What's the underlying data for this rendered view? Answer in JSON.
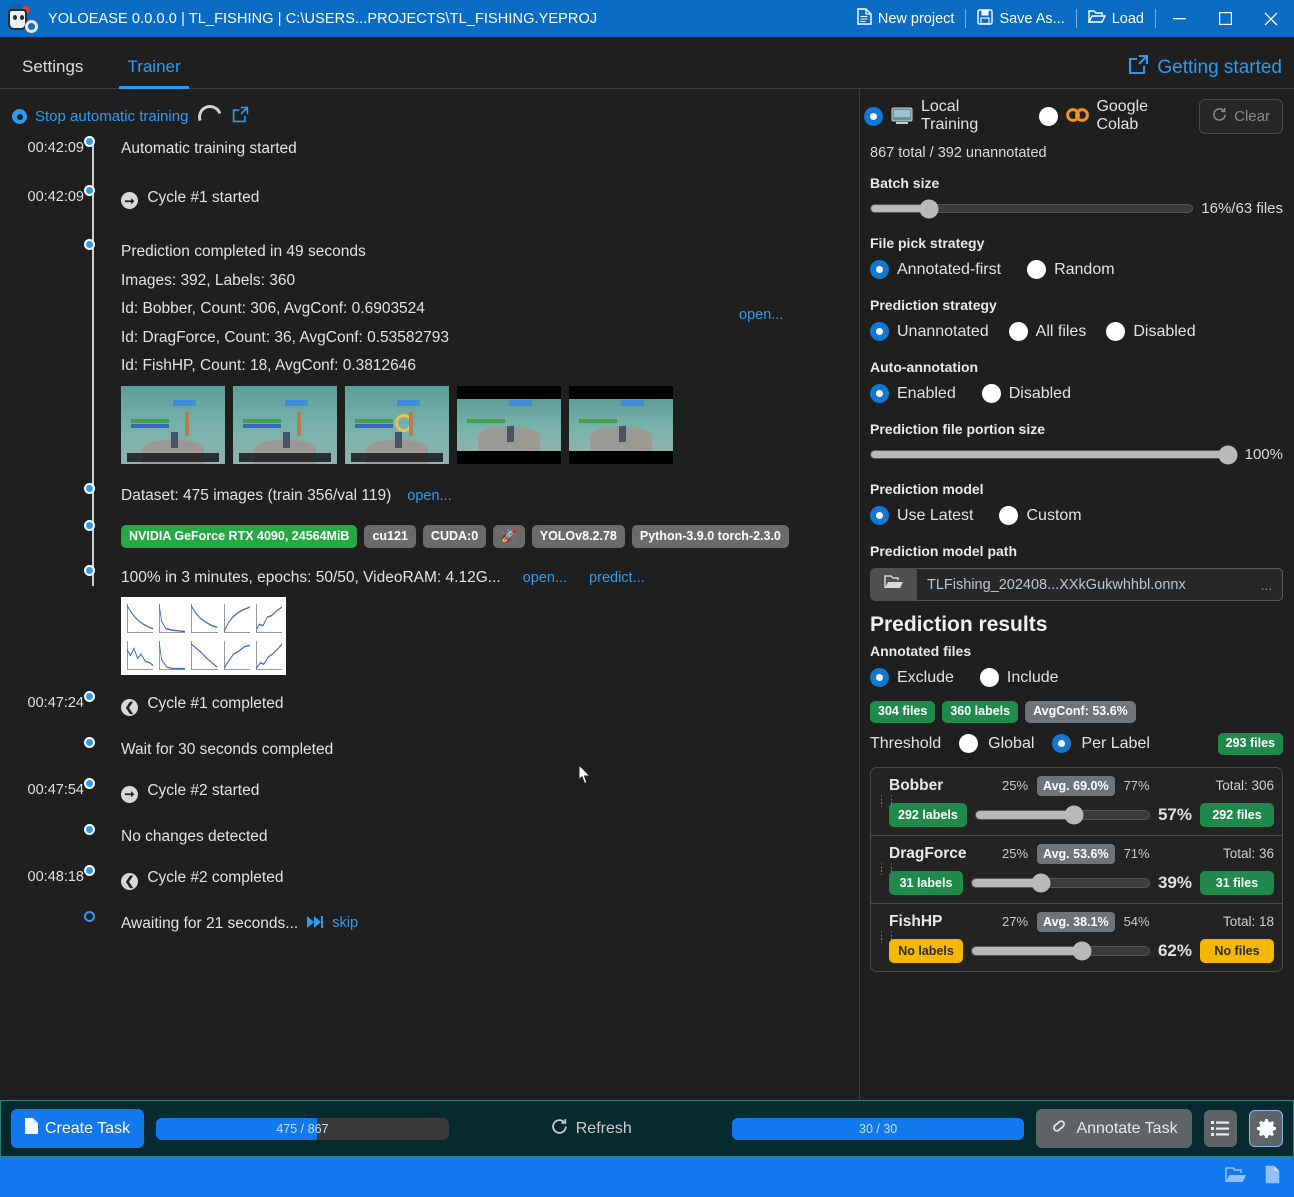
{
  "titlebar": {
    "title": "YOLOEASE 0.0.0.0 | TL_FISHING | C:\\USERS...PROJECTS\\TL_FISHING.YEPROJ",
    "new_project": "New project",
    "save_as": "Save As...",
    "load": "Load"
  },
  "tabs": [
    {
      "label": "Settings",
      "active": false
    },
    {
      "label": "Trainer",
      "active": true
    }
  ],
  "getting_started": "Getting started",
  "left_toolbar": {
    "stop_automatic_training": "Stop automatic training"
  },
  "timeline": [
    {
      "time": "00:42:09",
      "text": "Automatic training started",
      "icon": "",
      "dot": "filled"
    },
    {
      "time": "00:42:09",
      "text": "Cycle #1 started",
      "icon": "arrow-right-circle",
      "dot": "filled"
    },
    {
      "time": "",
      "text": "Prediction completed in 49 seconds",
      "icon": "",
      "dot": "filled",
      "sublines": [
        "Images: 392, Labels: 360",
        "Id: Bobber, Count: 306, AvgConf: 0.6903524",
        "Id: DragForce, Count: 36, AvgConf: 0.53582793",
        "Id: FishHP, Count: 18, AvgConf: 0.3812646"
      ],
      "open_link": "open...",
      "thumbnails": 5
    },
    {
      "time": "",
      "text": "Dataset: 475 images (train 356/val 119)",
      "icon": "",
      "dot": "filled",
      "open_link": "open..."
    },
    {
      "time": "",
      "dot": "filled",
      "chips": [
        {
          "text": "NVIDIA GeForce RTX 4090, 24564MiB",
          "color": "green"
        },
        {
          "text": "cu121",
          "color": "grey"
        },
        {
          "text": "CUDA:0",
          "color": "grey"
        },
        {
          "text": "🚀",
          "color": "grey"
        },
        {
          "text": "YOLOv8.2.78",
          "color": "grey"
        },
        {
          "text": "Python-3.9.0 torch-2.3.0",
          "color": "grey"
        }
      ]
    },
    {
      "time": "",
      "text": "100% in 3 minutes, epochs: 50/50, VideoRAM: 4.12G...",
      "icon": "",
      "dot": "filled",
      "open_link": "open...",
      "predict_link": "predict...",
      "results_chart": true
    },
    {
      "time": "00:47:24",
      "text": "Cycle #1 completed",
      "icon": "arrow-left-circle",
      "dot": "filled"
    },
    {
      "time": "",
      "text": "Wait for 30 seconds completed",
      "icon": "",
      "dot": "filled"
    },
    {
      "time": "00:47:54",
      "text": "Cycle #2 started",
      "icon": "arrow-right-circle",
      "dot": "filled"
    },
    {
      "time": "",
      "text": "No changes detected",
      "icon": "",
      "dot": "filled"
    },
    {
      "time": "00:48:18",
      "text": "Cycle #2 completed",
      "icon": "arrow-left-circle",
      "dot": "filled"
    },
    {
      "time": "",
      "text": "Awaiting for 21 seconds...",
      "icon": "",
      "dot": "hollow",
      "skip_link": "skip"
    }
  ],
  "right_panel": {
    "training_mode": {
      "local": "Local Training",
      "colab": "Google Colab",
      "selected": "local"
    },
    "clear_label": "Clear",
    "files_stat": "867 total / 392 unannotated",
    "batch_size": {
      "label": "Batch size",
      "value_text": "16%/63 files",
      "percent": 16
    },
    "file_pick_strategy": {
      "label": "File pick strategy",
      "options": [
        "Annotated-first",
        "Random"
      ],
      "selected": "Annotated-first"
    },
    "prediction_strategy": {
      "label": "Prediction strategy",
      "options": [
        "Unannotated",
        "All files",
        "Disabled"
      ],
      "selected": "Unannotated"
    },
    "auto_annotation": {
      "label": "Auto-annotation",
      "options": [
        "Enabled",
        "Disabled"
      ],
      "selected": "Enabled"
    },
    "prediction_file_portion": {
      "label": "Prediction file portion size",
      "value_text": "100%",
      "percent": 100
    },
    "prediction_model": {
      "label": "Prediction model",
      "options": [
        "Use Latest",
        "Custom"
      ],
      "selected": "Use Latest"
    },
    "prediction_model_path": {
      "label": "Prediction model path",
      "value": "TLFishing_202408...XXkGukwhhbl.onnx",
      "browse_label": "..."
    },
    "prediction_results": {
      "title": "Prediction results",
      "annotated_files_label": "Annotated files",
      "annotated_files_options": [
        "Exclude",
        "Include"
      ],
      "annotated_files_selected": "Exclude",
      "badges": [
        {
          "text": "304 files",
          "color": "green"
        },
        {
          "text": "360 labels",
          "color": "green"
        },
        {
          "text": "AvgConf: 53.6%",
          "color": "grey"
        }
      ],
      "threshold_label": "Threshold",
      "threshold_options": [
        "Global",
        "Per Label"
      ],
      "threshold_selected": "Per Label",
      "threshold_files_badge": "293 files"
    },
    "labels": [
      {
        "name": "Bobber",
        "min": "25%",
        "avg": "Avg. 69.0%",
        "max": "77%",
        "total": "Total: 306",
        "labels_chip": "292 labels",
        "labels_chip_color": "green",
        "files_chip": "292 files",
        "files_chip_color": "green",
        "threshold_pct": "57%",
        "slider_percent": 57
      },
      {
        "name": "DragForce",
        "min": "25%",
        "avg": "Avg. 53.6%",
        "max": "71%",
        "total": "Total: 36",
        "labels_chip": "31 labels",
        "labels_chip_color": "green",
        "files_chip": "31 files",
        "files_chip_color": "green",
        "threshold_pct": "39%",
        "slider_percent": 39
      },
      {
        "name": "FishHP",
        "min": "27%",
        "avg": "Avg. 38.1%",
        "max": "54%",
        "total": "Total: 18",
        "labels_chip": "No labels",
        "labels_chip_color": "amber",
        "files_chip": "No files",
        "files_chip_color": "amber",
        "threshold_pct": "62%",
        "slider_percent": 62
      }
    ]
  },
  "bottom_bar": {
    "create_task": "Create Task",
    "progress_left": "475 / 867",
    "progress_left_percent": 55,
    "refresh": "Refresh",
    "progress_right": "30 / 30",
    "progress_right_percent": 100,
    "annotate_task": "Annotate Task"
  }
}
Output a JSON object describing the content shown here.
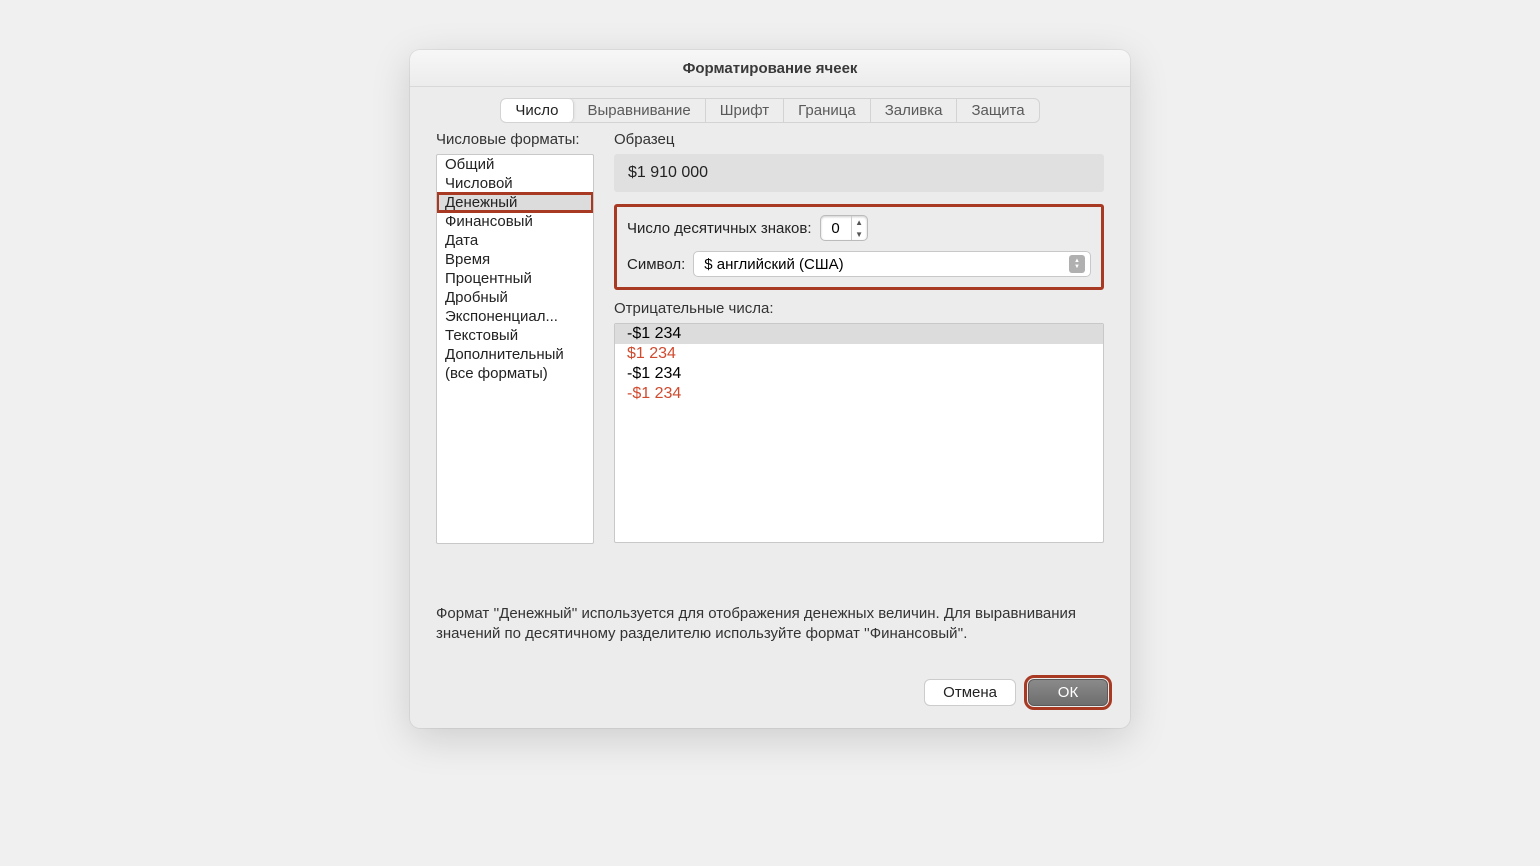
{
  "dialog": {
    "title": "Форматирование ячеек"
  },
  "tabs": [
    "Число",
    "Выравнивание",
    "Шрифт",
    "Граница",
    "Заливка",
    "Защита"
  ],
  "labels": {
    "categories": "Числовые форматы:",
    "sample": "Образец",
    "decimals": "Число десятичных знаков:",
    "symbol": "Символ:",
    "negative": "Отрицательные числа:"
  },
  "categories": [
    "Общий",
    "Числовой",
    "Денежный",
    "Финансовый",
    "Дата",
    "Время",
    "Процентный",
    "Дробный",
    "Экспоненциал...",
    "Текстовый",
    "Дополнительный",
    "(все форматы)"
  ],
  "sample_value": "$1 910 000",
  "decimals_value": "0",
  "symbol_value": "$ английский (США)",
  "negative_numbers": [
    {
      "text": "-$1 234",
      "red": false,
      "selected": true
    },
    {
      "text": "$1 234",
      "red": true,
      "selected": false
    },
    {
      "text": "-$1 234",
      "red": false,
      "selected": false
    },
    {
      "text": "-$1 234",
      "red": true,
      "selected": false
    }
  ],
  "description": "Формат ''Денежный'' используется для отображения денежных величин. Для выравнивания значений по десятичному разделителю используйте формат ''Финансовый''.",
  "buttons": {
    "cancel": "Отмена",
    "ok": "ОК"
  }
}
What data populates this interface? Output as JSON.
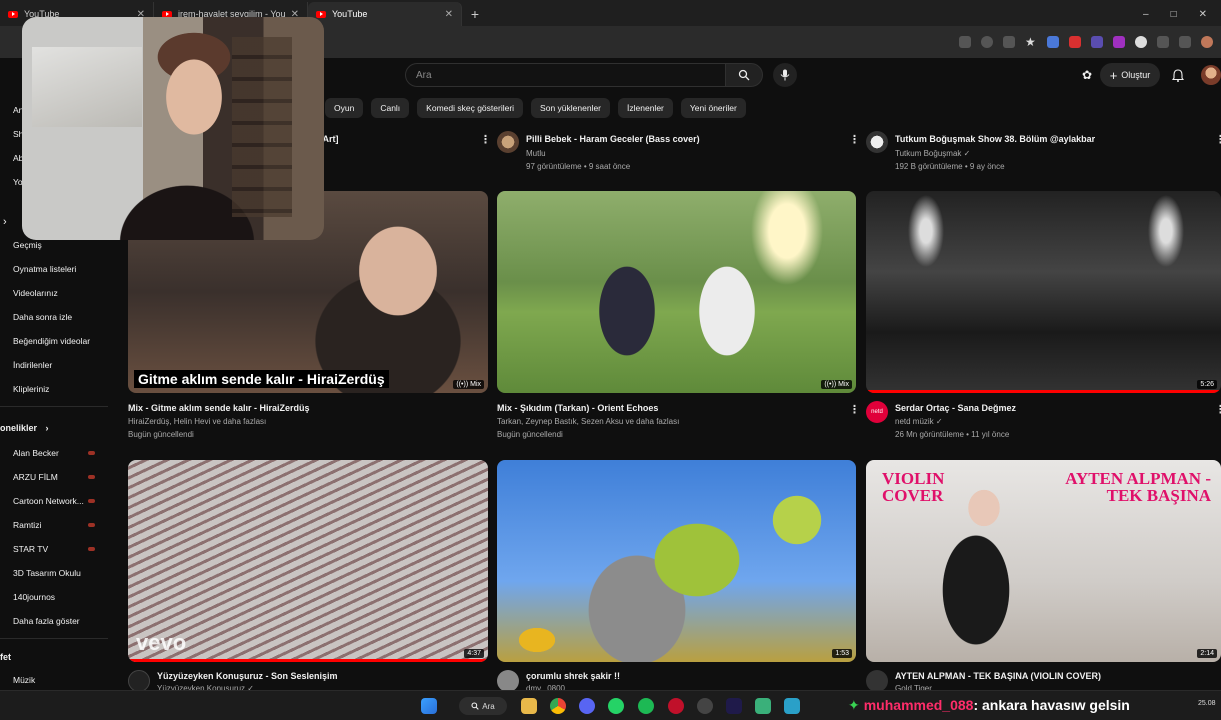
{
  "browser": {
    "tabs": [
      {
        "title": "YouTube",
        "active": false
      },
      {
        "title": "irem-hayalet sevgilim - YouTube",
        "active": false
      },
      {
        "title": "YouTube",
        "active": true
      }
    ],
    "new_tab": "+",
    "window_controls": [
      "–",
      "□",
      "✕"
    ]
  },
  "youtube": {
    "search_placeholder": "Ara",
    "create_label": "Oluştur",
    "create_plus": "+",
    "chips": [
      "Oyun",
      "Canlı",
      "Komedi skeç gösterileri",
      "Son yüklenenler",
      "İzlenenler",
      "Yeni öneriler"
    ]
  },
  "sidebar": {
    "partial_top": [
      "An",
      "Sh",
      "Ab",
      "Yo"
    ],
    "expand_chevron": "›",
    "items": [
      "Geçmiş",
      "Oynatma listeleri",
      "Videolarınız",
      "Daha sonra izle",
      "Beğendiğim videolar",
      "İndirilenler",
      "Klipleriniz"
    ],
    "subscriptions_title": "onelikler",
    "subscriptions_chevron": "›",
    "subscriptions": [
      {
        "name": "Alan Becker",
        "live": true
      },
      {
        "name": "ARZU FİLM",
        "live": true
      },
      {
        "name": "Cartoon Network...",
        "live": true
      },
      {
        "name": "Ramtizi",
        "live": true
      },
      {
        "name": "STAR TV",
        "live": true
      },
      {
        "name": "3D Tasarım Okulu",
        "live": false
      },
      {
        "name": "140journos",
        "live": false
      },
      {
        "name": "Daha fazla göster",
        "live": false
      }
    ],
    "explore_title": "fet",
    "explore_items": [
      "Müzik"
    ]
  },
  "videos": {
    "row0": [
      {
        "title": "eoArt]",
        "meta1": "",
        "meta2": ""
      },
      {
        "title": "Pilli Bebek - Haram Geceler (Bass cover)",
        "meta1": "Mutlu",
        "meta2": "97 görüntüleme • 9 saat önce"
      },
      {
        "title": "Tutkum Boğuşmak Show 38. Bölüm @aylakbar",
        "meta1": "Tutkum Boğuşmak ✓",
        "meta2": "192 B görüntüleme • 9 ay önce"
      }
    ],
    "row1": [
      {
        "title": "Mix - Gitme aklım sende kalır - HiraiZerdüş",
        "meta1": "HiraiZerdüş, Helin Hevi ve daha fazlası",
        "meta2": "Bugün güncellendi",
        "badge": "Mix",
        "caption": "Gitme aklım sende kalır - HiraiZerdüş"
      },
      {
        "title": "Mix - Şıkıdım (Tarkan) - Orient Echoes",
        "meta1": "Tarkan, Zeynep Bastık, Sezen Aksu ve daha fazlası",
        "meta2": "Bugün güncellendi",
        "badge": "Mix"
      },
      {
        "title": "Serdar Ortaç - Sana Değmez",
        "meta1": "netd müzik ✓",
        "meta2": "26 Mn görüntüleme • 11 yıl önce",
        "duration": "5:26",
        "progress": 1.0,
        "avatar_text": "netd"
      }
    ],
    "row2": [
      {
        "title": "Yüzyüzeyken Konuşuruz - Son Seslenişim",
        "meta1": "Yüzyüzeyken Konuşuruz ✓",
        "duration": "4:37",
        "progress": 1.0,
        "watermark": "vevo"
      },
      {
        "title": "çorumlu shrek şakir !!",
        "meta1": "dmv...0800",
        "duration": "1:53"
      },
      {
        "title": "AYTEN ALPMAN - TEK BAŞINA (VIOLIN COVER)",
        "meta1": "Gold Tiger",
        "duration": "2:14",
        "overlay_left": "VIOLIN COVER",
        "overlay_right": "AYTEN ALPMAN - TEK BAŞINA"
      }
    ],
    "kebab": "⋮"
  },
  "taskbar": {
    "search_label": "Ara",
    "chat_user": "muhammed_088",
    "chat_message": ": ankara havasıw gelsin",
    "clock": "25.08"
  },
  "colors": {
    "accent": "#ff0000",
    "chat_user": "#ff2d6a",
    "bg": "#0f0f0f"
  }
}
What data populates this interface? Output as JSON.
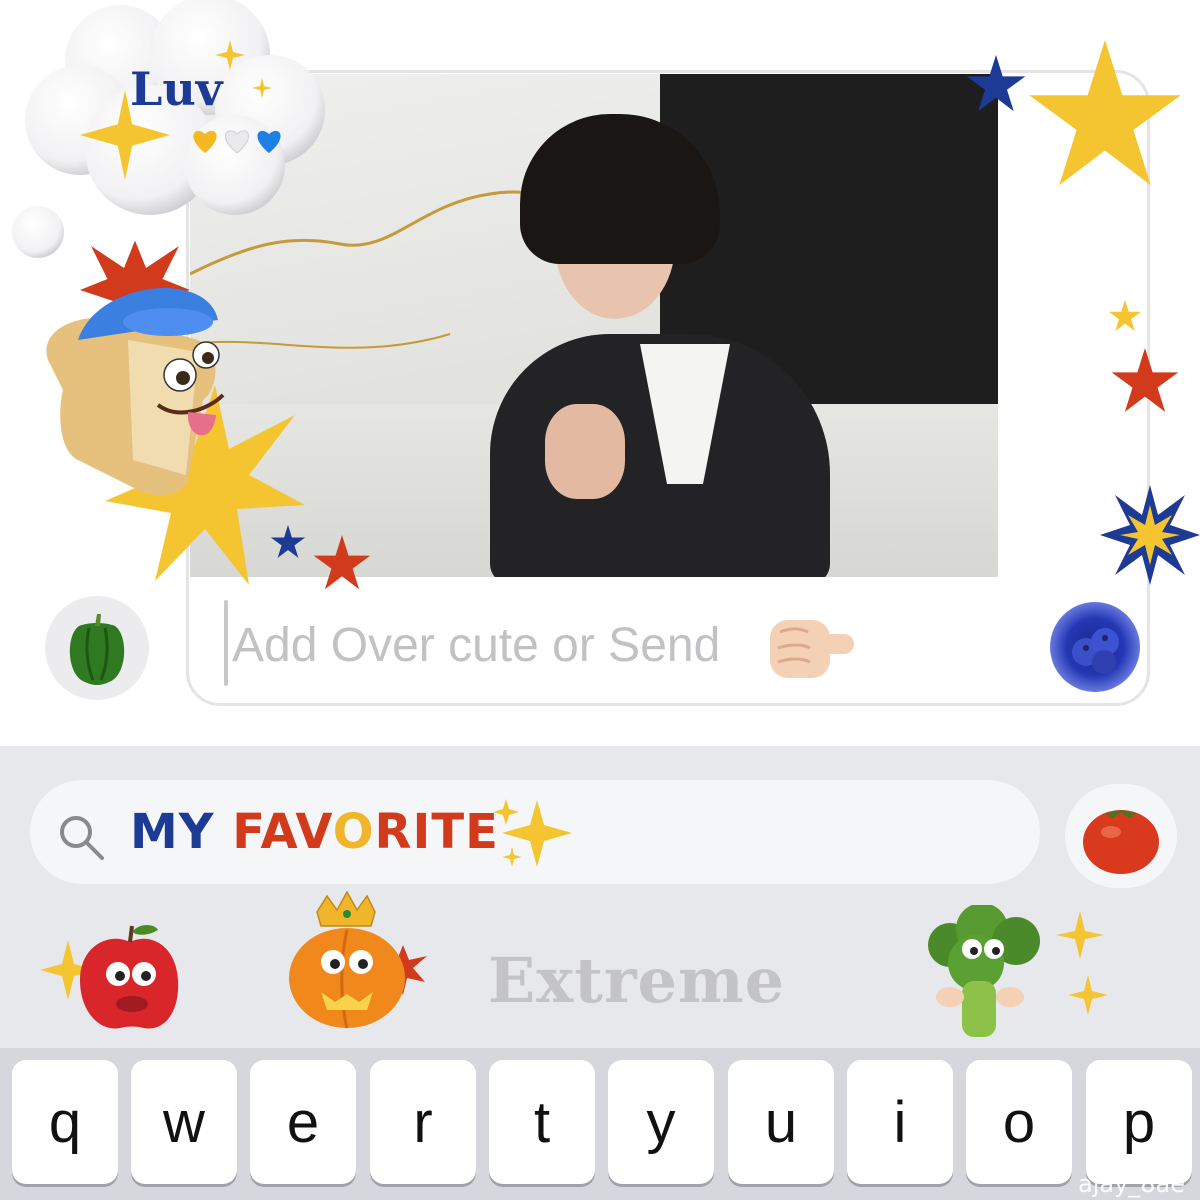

========

Required work: Gather all lines of the records that include the word "DragForce".

Answer below:
        "Id: DragForce, Count: 36, AvgConf: 0.53582793",
        "name": "DragForce",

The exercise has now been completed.